◆ WHAT TO PRODUCE
Turn the lines, from the first one through the line containing "550, 206, 591]", into a numbered list, leaving out any blank lines.

+ + + +

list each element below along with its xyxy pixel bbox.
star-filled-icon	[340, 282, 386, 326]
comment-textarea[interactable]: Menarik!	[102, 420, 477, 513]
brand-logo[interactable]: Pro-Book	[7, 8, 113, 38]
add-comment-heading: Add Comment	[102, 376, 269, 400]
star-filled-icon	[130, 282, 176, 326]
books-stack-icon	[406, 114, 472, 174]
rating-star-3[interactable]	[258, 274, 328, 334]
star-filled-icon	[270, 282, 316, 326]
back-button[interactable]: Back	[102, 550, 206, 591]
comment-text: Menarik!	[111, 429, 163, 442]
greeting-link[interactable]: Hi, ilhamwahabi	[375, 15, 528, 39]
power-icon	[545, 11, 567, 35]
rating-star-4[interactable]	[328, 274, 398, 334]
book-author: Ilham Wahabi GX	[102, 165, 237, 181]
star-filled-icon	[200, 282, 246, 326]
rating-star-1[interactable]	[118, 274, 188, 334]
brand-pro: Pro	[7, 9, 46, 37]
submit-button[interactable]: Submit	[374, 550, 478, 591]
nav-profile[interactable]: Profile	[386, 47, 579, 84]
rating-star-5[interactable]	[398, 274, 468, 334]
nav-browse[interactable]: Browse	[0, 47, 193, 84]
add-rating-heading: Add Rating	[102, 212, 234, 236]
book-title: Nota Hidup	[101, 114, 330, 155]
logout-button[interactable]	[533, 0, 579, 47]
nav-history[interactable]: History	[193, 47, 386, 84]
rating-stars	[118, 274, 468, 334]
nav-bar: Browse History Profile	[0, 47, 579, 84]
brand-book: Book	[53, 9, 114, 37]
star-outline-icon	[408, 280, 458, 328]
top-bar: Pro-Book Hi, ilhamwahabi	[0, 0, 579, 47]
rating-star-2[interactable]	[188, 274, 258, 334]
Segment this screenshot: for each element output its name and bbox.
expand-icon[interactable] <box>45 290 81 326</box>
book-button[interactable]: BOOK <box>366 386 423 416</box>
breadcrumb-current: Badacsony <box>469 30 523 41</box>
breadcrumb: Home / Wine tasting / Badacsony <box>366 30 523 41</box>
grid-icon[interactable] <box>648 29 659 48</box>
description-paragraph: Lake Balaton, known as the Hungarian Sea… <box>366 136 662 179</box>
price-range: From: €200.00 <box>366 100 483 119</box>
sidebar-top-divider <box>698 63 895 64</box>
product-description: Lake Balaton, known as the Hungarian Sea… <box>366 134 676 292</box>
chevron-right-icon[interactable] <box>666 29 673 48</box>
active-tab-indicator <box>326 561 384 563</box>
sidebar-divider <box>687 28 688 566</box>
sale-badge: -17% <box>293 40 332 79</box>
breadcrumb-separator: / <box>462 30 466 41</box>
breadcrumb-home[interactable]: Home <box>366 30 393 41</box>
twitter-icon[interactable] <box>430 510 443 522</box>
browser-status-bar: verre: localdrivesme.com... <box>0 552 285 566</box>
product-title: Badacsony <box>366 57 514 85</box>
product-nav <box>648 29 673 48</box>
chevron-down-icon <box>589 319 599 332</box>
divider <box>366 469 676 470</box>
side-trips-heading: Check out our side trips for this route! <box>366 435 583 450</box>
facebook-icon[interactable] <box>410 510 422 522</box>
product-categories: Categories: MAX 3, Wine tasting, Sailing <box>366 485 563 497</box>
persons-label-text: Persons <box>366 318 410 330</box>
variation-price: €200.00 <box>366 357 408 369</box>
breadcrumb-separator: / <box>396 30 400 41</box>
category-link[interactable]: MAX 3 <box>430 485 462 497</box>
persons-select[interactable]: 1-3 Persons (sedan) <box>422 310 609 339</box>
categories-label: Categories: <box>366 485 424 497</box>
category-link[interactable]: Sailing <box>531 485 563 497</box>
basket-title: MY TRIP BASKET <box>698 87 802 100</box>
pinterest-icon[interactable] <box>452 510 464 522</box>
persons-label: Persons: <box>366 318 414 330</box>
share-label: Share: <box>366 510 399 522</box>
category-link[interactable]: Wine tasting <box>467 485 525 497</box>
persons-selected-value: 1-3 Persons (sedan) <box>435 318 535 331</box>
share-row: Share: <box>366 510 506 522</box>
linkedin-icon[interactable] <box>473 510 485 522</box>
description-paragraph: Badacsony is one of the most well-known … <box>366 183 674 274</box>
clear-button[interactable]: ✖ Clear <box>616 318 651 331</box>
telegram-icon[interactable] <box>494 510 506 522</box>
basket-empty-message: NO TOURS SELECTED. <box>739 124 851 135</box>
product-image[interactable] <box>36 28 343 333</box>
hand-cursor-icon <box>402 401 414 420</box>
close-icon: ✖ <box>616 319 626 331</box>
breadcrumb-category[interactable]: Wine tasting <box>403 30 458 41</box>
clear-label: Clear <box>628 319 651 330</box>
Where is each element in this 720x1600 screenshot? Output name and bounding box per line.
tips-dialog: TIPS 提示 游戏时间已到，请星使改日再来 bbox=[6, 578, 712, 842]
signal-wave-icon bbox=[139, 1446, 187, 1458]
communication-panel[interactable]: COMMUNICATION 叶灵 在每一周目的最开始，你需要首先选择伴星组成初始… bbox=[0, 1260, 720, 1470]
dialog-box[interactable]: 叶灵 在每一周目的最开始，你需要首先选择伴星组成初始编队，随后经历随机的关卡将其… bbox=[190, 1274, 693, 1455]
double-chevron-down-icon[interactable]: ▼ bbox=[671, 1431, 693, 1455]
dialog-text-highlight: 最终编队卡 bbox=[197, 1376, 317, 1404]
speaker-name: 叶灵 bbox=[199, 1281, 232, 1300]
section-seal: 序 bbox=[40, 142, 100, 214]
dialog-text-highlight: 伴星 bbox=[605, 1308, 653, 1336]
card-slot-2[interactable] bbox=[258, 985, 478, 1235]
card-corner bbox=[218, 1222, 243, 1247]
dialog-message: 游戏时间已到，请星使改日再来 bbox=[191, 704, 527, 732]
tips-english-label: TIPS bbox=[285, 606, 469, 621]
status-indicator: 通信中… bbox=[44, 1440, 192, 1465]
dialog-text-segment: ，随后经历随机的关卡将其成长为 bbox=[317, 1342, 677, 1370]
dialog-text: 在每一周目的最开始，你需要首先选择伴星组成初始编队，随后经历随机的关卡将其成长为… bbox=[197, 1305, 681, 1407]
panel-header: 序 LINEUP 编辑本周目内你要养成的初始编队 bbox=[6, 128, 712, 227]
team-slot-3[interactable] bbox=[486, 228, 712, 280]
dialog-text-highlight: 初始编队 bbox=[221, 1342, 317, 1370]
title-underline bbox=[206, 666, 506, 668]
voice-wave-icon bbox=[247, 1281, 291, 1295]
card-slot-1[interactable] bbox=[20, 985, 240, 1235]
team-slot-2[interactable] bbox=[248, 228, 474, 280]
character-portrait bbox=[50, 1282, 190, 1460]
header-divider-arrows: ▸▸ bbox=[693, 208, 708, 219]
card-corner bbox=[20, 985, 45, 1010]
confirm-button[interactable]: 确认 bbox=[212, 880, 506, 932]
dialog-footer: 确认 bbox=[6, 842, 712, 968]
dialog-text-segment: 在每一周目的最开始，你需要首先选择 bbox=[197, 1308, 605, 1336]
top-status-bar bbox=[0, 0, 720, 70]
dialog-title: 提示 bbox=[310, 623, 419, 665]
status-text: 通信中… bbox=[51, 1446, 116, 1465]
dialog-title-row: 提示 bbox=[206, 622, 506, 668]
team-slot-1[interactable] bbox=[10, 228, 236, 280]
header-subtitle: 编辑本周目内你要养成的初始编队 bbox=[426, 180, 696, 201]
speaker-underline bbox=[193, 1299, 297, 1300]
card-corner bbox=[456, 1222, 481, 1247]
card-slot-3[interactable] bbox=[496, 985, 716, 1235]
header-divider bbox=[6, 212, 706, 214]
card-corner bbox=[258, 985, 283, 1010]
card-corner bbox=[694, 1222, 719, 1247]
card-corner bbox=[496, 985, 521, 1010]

+ + + +

◆ SOLUTION FOR THIS PROBLEM
1. list each element below along with its xyxy pixel bbox.
2. star-filled-icon	[340, 282, 386, 326]
3. comment-textarea[interactable]: Menarik!	[102, 420, 477, 513]
4. brand-logo[interactable]: Pro-Book	[7, 8, 113, 38]
5. add-comment-heading: Add Comment	[102, 376, 269, 400]
6. star-filled-icon	[130, 282, 176, 326]
7. books-stack-icon	[406, 114, 472, 174]
8. rating-star-3[interactable]	[258, 274, 328, 334]
9. star-filled-icon	[270, 282, 316, 326]
10. back-button[interactable]: Back	[102, 550, 206, 591]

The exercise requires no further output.